# Start of Provided entries

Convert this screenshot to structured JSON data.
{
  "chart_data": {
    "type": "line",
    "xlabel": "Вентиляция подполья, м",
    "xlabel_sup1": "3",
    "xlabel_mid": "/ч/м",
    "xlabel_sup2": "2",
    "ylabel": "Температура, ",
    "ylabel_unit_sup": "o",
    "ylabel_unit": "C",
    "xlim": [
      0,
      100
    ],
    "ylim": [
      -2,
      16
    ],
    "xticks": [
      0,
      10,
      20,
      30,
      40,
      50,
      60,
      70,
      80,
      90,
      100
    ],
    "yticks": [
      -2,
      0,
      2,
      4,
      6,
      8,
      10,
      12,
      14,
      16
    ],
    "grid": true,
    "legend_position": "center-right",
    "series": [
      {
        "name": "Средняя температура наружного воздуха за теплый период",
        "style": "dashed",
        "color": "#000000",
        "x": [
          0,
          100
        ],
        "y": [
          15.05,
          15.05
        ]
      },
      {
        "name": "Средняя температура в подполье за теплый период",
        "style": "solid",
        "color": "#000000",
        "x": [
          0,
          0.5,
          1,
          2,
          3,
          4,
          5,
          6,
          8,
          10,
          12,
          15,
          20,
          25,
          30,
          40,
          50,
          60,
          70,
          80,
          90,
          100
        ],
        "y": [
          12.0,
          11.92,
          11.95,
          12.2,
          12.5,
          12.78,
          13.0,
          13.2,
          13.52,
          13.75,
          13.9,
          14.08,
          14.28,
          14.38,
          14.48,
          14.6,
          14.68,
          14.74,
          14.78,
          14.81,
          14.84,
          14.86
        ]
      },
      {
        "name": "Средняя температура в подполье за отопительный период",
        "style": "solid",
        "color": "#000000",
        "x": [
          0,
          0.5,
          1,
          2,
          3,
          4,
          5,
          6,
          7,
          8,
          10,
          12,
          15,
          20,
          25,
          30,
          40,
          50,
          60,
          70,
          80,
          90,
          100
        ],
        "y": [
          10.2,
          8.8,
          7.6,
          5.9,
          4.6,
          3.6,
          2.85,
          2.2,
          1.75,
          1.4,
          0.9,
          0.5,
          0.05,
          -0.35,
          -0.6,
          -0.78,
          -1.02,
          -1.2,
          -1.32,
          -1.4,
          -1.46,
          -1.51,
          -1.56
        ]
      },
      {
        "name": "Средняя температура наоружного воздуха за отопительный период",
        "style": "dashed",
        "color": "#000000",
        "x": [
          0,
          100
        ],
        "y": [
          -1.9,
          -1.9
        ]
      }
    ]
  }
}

# End of Provided entries

Print the records above exactly as they appear.

Convert this screenshot to structured JSON data.
{
  "chart_data": {
    "type": "line",
    "xlabel": "Вентиляция подполья, м",
    "xlabel_sup1": "3",
    "xlabel_mid": "/ч/м",
    "xlabel_sup2": "2",
    "ylabel": "Температура, ",
    "ylabel_unit_sup": "o",
    "ylabel_unit": "C",
    "xlim": [
      0,
      100
    ],
    "ylim": [
      -2,
      16
    ],
    "xticks": [
      0,
      10,
      20,
      30,
      40,
      50,
      60,
      70,
      80,
      90,
      100
    ],
    "yticks": [
      -2,
      0,
      2,
      4,
      6,
      8,
      10,
      12,
      14,
      16
    ],
    "grid": true,
    "legend_position": "center-right",
    "series": [
      {
        "name": "Средняя температура наружного воздуха за теплый период",
        "style": "dashed",
        "color": "#000000",
        "x": [
          0,
          100
        ],
        "y": [
          15.05,
          15.05
        ]
      },
      {
        "name": "Средняя температура в подполье за теплый период",
        "style": "solid",
        "color": "#000000",
        "x": [
          0,
          0.5,
          1,
          2,
          3,
          4,
          5,
          6,
          8,
          10,
          12,
          15,
          20,
          25,
          30,
          40,
          50,
          60,
          70,
          80,
          90,
          100
        ],
        "y": [
          12.0,
          11.92,
          11.95,
          12.2,
          12.5,
          12.78,
          13.0,
          13.2,
          13.52,
          13.75,
          13.9,
          14.08,
          14.28,
          14.38,
          14.48,
          14.6,
          14.68,
          14.74,
          14.78,
          14.81,
          14.84,
          14.86
        ]
      },
      {
        "name": "Средняя температура в подполье за отопительный период",
        "style": "solid",
        "color": "#000000",
        "x": [
          0,
          0.5,
          1,
          2,
          3,
          4,
          5,
          6,
          7,
          8,
          10,
          12,
          15,
          20,
          25,
          30,
          40,
          50,
          60,
          70,
          80,
          90,
          100
        ],
        "y": [
          10.2,
          8.8,
          7.6,
          5.9,
          4.6,
          3.6,
          2.85,
          2.2,
          1.75,
          1.4,
          0.9,
          0.5,
          0.05,
          -0.35,
          -0.6,
          -0.78,
          -1.02,
          -1.2,
          -1.32,
          -1.4,
          -1.46,
          -1.51,
          -1.56
        ]
      },
      {
        "name": "Средняя температура наоружного воздуха за отопительный период",
        "style": "dashed",
        "color": "#000000",
        "x": [
          0,
          100
        ],
        "y": [
          -1.9,
          -1.9
        ]
      }
    ]
  }
}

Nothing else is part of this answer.